▶ [BRIEF]: Every line that holds "более" should be shown.

▶ [LISTED ENTRIES]:
• • • • •

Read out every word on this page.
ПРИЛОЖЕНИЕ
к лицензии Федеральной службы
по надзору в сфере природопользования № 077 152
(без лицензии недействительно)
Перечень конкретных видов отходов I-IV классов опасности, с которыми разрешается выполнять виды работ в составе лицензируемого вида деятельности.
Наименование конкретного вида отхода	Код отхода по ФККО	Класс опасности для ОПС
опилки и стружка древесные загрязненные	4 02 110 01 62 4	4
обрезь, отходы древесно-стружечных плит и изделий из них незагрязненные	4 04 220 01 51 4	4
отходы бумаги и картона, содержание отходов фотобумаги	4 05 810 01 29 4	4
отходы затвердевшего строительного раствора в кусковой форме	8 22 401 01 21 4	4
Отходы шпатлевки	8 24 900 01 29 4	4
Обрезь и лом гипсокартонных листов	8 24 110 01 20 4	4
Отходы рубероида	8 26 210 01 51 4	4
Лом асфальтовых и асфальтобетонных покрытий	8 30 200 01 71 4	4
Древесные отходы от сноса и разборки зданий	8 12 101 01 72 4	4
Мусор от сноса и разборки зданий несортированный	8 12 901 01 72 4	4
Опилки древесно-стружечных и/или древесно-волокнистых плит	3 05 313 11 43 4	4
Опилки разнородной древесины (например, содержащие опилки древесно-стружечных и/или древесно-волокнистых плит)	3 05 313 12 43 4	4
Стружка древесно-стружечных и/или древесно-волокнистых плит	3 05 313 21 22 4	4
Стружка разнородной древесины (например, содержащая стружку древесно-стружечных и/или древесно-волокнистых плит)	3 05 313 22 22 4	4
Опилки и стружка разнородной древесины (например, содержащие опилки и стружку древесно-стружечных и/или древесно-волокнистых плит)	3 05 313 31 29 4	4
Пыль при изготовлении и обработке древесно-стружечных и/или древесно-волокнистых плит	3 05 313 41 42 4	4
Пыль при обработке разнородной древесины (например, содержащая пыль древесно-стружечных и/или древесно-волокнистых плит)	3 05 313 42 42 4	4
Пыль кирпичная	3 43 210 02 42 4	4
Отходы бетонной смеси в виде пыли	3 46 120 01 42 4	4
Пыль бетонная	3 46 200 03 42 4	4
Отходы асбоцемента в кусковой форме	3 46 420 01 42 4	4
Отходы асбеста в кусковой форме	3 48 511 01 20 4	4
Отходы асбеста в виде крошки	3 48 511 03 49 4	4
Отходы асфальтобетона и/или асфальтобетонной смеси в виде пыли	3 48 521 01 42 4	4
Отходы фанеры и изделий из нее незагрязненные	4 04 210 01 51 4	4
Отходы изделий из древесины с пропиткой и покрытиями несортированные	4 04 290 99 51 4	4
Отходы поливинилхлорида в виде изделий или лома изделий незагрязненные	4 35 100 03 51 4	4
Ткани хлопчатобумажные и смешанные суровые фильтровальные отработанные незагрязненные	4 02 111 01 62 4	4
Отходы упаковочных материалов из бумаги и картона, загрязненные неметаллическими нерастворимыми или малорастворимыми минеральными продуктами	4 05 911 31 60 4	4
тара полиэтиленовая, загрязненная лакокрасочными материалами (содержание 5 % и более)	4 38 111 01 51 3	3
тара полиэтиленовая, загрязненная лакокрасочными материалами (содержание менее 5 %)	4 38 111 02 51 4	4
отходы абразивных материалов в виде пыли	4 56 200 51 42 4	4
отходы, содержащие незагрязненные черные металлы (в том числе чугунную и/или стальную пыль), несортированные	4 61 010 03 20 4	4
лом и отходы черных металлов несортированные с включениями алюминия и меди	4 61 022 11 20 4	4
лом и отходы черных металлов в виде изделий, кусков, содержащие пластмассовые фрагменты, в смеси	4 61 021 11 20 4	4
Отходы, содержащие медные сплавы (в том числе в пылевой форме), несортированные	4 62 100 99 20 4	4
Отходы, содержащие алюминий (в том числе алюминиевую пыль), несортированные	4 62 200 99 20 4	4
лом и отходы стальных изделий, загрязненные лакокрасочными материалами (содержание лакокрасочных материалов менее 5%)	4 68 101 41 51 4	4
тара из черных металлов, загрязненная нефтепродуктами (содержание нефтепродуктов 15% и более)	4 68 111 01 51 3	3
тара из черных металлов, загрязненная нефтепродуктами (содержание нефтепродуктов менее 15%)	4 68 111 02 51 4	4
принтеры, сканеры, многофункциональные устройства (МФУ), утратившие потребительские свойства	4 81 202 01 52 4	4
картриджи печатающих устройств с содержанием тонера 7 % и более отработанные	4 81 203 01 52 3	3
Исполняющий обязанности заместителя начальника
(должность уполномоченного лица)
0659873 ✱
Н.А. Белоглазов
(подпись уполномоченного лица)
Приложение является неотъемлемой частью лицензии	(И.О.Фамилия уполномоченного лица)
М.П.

• • • • •

▶ [THE RESPONSE]:
тара полиэтиленовая, загрязненная лакокрасочными материалами (содержание 5 % и более)	4 38 111 01 51 3	3
тара из черных металлов, загрязненная нефтепродуктами (содержание нефтепродуктов 15% и более)	4 68 111 01 51 3	3
картриджи печатающих устройств с содержанием тонера 7 % и более отработанные	4 81 203 01 52 3	3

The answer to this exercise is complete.